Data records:
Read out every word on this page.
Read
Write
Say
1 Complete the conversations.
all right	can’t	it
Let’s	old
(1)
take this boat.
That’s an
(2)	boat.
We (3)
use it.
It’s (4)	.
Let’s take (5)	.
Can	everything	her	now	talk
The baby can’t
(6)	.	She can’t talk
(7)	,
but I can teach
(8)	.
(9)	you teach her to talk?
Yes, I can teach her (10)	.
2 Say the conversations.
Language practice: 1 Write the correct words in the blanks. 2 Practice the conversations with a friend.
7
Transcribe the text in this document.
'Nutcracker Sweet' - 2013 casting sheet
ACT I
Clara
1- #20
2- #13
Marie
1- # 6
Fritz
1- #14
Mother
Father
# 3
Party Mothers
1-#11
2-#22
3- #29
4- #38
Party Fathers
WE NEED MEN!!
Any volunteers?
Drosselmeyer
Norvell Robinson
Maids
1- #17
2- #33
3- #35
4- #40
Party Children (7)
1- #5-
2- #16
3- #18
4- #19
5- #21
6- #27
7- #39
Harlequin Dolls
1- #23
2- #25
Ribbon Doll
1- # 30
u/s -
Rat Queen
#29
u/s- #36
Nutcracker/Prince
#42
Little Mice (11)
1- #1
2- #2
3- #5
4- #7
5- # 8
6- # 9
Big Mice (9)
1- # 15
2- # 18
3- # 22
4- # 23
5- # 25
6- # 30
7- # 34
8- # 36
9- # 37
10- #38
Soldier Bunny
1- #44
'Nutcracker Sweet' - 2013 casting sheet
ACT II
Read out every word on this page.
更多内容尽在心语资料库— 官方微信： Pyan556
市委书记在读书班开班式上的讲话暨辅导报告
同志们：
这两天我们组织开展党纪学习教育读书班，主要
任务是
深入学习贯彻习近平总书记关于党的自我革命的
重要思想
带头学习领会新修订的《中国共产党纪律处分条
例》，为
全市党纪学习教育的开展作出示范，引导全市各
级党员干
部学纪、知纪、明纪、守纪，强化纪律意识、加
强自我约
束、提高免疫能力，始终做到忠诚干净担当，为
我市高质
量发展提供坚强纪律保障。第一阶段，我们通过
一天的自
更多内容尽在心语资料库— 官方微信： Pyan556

- **PROBLEM REQUIREMENTS**: Search the lines for the string "conversations" and copy every line that has it.

- **COMPLETE OUTPUT**:
1 Complete the conversations.
2 Say the conversations.
Language practice: 1 Write the correct words in the blanks. 2 Practice the conversations with a friend.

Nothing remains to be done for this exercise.